▶ **Description of the task**: Check each line of the records below for the string "screenshot", then state how many lines contain it, with no other output.

(Stored entries)
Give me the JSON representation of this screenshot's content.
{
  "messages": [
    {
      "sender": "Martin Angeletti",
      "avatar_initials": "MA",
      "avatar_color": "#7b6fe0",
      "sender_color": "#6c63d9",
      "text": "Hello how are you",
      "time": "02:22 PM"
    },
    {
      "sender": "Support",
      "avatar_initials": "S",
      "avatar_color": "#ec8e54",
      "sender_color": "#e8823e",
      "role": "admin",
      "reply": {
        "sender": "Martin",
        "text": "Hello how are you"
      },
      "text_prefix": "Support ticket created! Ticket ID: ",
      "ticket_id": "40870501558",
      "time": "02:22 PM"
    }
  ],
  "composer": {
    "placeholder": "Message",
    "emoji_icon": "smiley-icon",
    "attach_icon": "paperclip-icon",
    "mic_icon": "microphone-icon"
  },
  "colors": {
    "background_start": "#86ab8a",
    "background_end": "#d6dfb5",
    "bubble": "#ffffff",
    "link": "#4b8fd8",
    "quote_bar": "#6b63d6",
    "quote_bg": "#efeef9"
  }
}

==

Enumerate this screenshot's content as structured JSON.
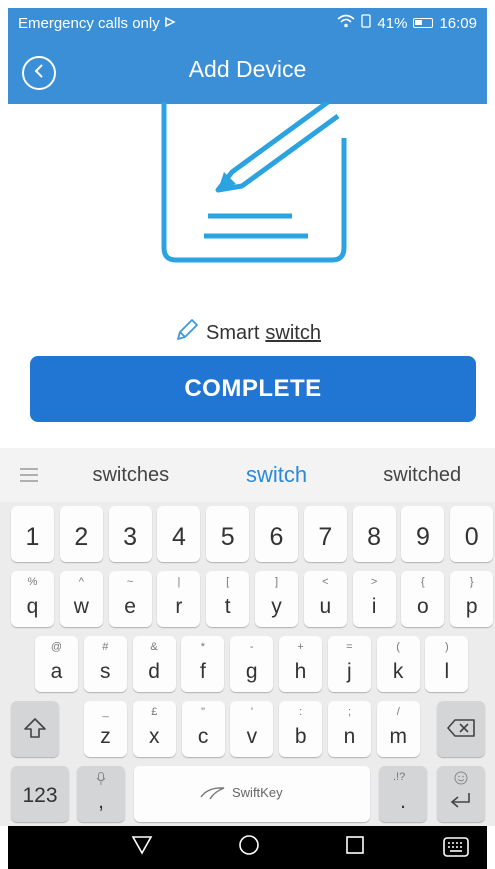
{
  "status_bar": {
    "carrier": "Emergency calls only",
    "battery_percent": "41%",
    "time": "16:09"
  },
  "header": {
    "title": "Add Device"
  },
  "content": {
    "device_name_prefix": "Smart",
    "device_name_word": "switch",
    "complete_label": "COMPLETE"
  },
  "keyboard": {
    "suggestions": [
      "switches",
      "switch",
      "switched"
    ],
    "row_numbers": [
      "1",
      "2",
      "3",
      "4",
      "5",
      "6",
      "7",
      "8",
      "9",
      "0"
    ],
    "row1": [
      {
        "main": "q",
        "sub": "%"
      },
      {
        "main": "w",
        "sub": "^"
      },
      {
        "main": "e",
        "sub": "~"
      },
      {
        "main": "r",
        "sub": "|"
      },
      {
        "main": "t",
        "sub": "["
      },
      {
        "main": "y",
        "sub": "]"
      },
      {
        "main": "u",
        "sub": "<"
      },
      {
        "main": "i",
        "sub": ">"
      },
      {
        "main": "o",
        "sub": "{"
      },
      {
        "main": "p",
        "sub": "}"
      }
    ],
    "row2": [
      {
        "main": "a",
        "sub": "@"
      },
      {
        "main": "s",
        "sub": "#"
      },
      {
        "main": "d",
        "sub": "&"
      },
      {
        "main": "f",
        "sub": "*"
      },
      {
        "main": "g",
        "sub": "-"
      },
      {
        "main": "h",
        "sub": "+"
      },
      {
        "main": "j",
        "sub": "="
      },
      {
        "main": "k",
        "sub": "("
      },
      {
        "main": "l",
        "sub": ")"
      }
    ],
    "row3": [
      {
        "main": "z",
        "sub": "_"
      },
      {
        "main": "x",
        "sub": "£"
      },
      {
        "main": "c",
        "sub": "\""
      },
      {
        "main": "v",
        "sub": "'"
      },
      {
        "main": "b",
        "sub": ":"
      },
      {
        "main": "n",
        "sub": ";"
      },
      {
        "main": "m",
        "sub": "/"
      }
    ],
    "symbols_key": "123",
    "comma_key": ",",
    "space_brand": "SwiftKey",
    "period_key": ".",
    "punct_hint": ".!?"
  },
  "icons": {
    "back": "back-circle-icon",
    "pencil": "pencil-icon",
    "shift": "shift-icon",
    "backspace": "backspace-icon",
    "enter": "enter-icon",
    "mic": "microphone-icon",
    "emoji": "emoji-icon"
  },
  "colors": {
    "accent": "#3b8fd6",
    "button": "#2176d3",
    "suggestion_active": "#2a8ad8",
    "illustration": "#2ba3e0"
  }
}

▶ **Correct result**: 2